[Recorded data]
[start]

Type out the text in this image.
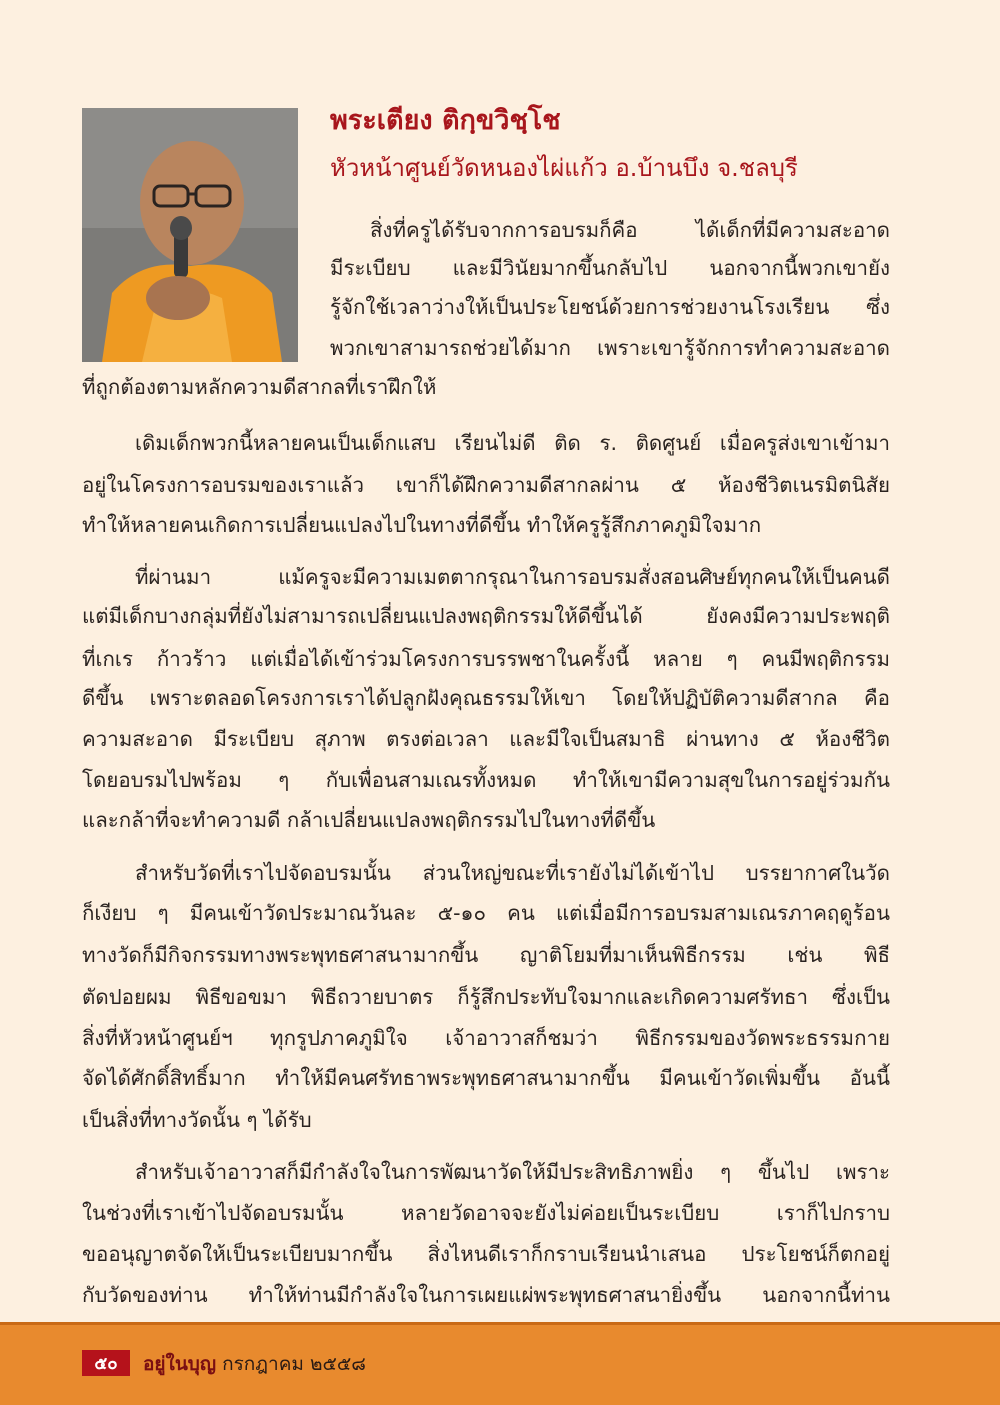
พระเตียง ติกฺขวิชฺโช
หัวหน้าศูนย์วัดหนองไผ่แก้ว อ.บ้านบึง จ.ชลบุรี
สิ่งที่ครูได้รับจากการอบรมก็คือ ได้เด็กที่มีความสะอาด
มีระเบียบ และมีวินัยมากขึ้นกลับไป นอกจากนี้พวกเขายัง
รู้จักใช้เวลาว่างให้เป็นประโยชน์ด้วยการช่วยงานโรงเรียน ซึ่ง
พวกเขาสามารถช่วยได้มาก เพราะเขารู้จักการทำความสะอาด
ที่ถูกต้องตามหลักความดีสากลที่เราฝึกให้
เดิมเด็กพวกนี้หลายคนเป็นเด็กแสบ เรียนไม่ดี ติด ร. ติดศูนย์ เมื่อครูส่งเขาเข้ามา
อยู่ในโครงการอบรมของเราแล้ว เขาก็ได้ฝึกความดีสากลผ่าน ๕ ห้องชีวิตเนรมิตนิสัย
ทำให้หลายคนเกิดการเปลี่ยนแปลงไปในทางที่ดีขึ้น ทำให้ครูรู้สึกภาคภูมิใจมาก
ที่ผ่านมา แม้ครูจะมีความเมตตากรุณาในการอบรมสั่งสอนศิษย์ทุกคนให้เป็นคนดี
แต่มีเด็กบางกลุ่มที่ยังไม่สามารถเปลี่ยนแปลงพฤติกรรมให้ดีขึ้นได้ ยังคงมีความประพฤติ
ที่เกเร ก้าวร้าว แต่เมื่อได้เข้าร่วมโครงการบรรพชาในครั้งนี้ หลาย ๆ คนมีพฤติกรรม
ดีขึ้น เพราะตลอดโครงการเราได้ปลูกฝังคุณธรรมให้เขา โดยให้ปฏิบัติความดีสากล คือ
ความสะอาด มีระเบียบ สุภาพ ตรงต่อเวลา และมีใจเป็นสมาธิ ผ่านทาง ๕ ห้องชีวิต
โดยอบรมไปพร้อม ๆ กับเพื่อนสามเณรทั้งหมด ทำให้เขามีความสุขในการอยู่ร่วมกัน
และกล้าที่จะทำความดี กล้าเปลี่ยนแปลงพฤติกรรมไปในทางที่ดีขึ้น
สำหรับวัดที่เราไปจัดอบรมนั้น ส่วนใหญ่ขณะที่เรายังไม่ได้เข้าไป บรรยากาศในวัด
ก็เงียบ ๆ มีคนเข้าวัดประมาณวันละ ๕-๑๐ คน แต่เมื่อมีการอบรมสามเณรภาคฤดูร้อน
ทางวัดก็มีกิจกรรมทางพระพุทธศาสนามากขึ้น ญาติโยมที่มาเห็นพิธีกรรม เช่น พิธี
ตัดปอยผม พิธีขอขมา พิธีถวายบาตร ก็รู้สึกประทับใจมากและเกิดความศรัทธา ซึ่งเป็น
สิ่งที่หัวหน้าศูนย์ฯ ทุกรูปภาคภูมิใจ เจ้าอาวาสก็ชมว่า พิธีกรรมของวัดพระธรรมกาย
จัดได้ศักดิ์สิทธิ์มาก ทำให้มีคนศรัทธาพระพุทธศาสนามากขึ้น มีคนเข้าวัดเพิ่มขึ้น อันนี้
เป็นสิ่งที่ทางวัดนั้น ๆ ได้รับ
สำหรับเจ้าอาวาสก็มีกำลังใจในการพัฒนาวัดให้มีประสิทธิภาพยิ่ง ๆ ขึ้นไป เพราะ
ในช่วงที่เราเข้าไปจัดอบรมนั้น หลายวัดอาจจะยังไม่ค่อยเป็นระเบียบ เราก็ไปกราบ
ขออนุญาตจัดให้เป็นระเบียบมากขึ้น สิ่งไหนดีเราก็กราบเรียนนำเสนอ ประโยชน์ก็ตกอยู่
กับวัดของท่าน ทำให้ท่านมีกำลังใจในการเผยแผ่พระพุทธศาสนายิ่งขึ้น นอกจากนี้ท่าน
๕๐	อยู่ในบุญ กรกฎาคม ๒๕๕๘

[end]

▸ **INSTRUCTION**
Exclude the pictures, and transcribe all of the material exactly.

▸ **ANSWER BELOW**
Type out the text in this image.
พระเตียง ติกฺขวิชฺโช
หัวหน้าศูนย์วัดหนองไผ่แก้ว อ.บ้านบึง จ.ชลบุรี
สิ่งที่ครูได้รับจากการอบรมก็คือ ได้เด็กที่มีความสะอาด
มีระเบียบ และมีวินัยมากขึ้นกลับไป นอกจากนี้พวกเขายัง
รู้จักใช้เวลาว่างให้เป็นประโยชน์ด้วยการช่วยงานโรงเรียน ซึ่ง
พวกเขาสามารถช่วยได้มาก เพราะเขารู้จักการทำความสะอาด
ที่ถูกต้องตามหลักความดีสากลที่เราฝึกให้
เดิมเด็กพวกนี้หลายคนเป็นเด็กแสบ เรียนไม่ดี ติด ร. ติดศูนย์ เมื่อครูส่งเขาเข้ามา
อยู่ในโครงการอบรมของเราแล้ว เขาก็ได้ฝึกความดีสากลผ่าน ๕ ห้องชีวิตเนรมิตนิสัย
ทำให้หลายคนเกิดการเปลี่ยนแปลงไปในทางที่ดีขึ้น ทำให้ครูรู้สึกภาคภูมิใจมาก
ที่ผ่านมา แม้ครูจะมีความเมตตากรุณาในการอบรมสั่งสอนศิษย์ทุกคนให้เป็นคนดี
แต่มีเด็กบางกลุ่มที่ยังไม่สามารถเปลี่ยนแปลงพฤติกรรมให้ดีขึ้นได้ ยังคงมีความประพฤติ
ที่เกเร ก้าวร้าว แต่เมื่อได้เข้าร่วมโครงการบรรพชาในครั้งนี้ หลาย ๆ คนมีพฤติกรรม
ดีขึ้น เพราะตลอดโครงการเราได้ปลูกฝังคุณธรรมให้เขา โดยให้ปฏิบัติความดีสากล คือ
ความสะอาด มีระเบียบ สุภาพ ตรงต่อเวลา และมีใจเป็นสมาธิ ผ่านทาง ๕ ห้องชีวิต
โดยอบรมไปพร้อม ๆ กับเพื่อนสามเณรทั้งหมด ทำให้เขามีความสุขในการอยู่ร่วมกัน
และกล้าที่จะทำความดี กล้าเปลี่ยนแปลงพฤติกรรมไปในทางที่ดีขึ้น
สำหรับวัดที่เราไปจัดอบรมนั้น ส่วนใหญ่ขณะที่เรายังไม่ได้เข้าไป บรรยากาศในวัด
ก็เงียบ ๆ มีคนเข้าวัดประมาณวันละ ๕-๑๐ คน แต่เมื่อมีการอบรมสามเณรภาคฤดูร้อน
ทางวัดก็มีกิจกรรมทางพระพุทธศาสนามากขึ้น ญาติโยมที่มาเห็นพิธีกรรม เช่น พิธี
ตัดปอยผม พิธีขอขมา พิธีถวายบาตร ก็รู้สึกประทับใจมากและเกิดความศรัทธา ซึ่งเป็น
สิ่งที่หัวหน้าศูนย์ฯ ทุกรูปภาคภูมิใจ เจ้าอาวาสก็ชมว่า พิธีกรรมของวัดพระธรรมกาย
จัดได้ศักดิ์สิทธิ์มาก ทำให้มีคนศรัทธาพระพุทธศาสนามากขึ้น มีคนเข้าวัดเพิ่มขึ้น อันนี้
เป็นสิ่งที่ทางวัดนั้น ๆ ได้รับ
สำหรับเจ้าอาวาสก็มีกำลังใจในการพัฒนาวัดให้มีประสิทธิภาพยิ่ง ๆ ขึ้นไป เพราะ
ในช่วงที่เราเข้าไปจัดอบรมนั้น หลายวัดอาจจะยังไม่ค่อยเป็นระเบียบ เราก็ไปกราบ
ขออนุญาตจัดให้เป็นระเบียบมากขึ้น สิ่งไหนดีเราก็กราบเรียนนำเสนอ ประโยชน์ก็ตกอยู่
กับวัดของท่าน ทำให้ท่านมีกำลังใจในการเผยแผ่พระพุทธศาสนายิ่งขึ้น นอกจากนี้ท่าน
๕๐	อยู่ในบุญ กรกฎาคม ๒๕๕๘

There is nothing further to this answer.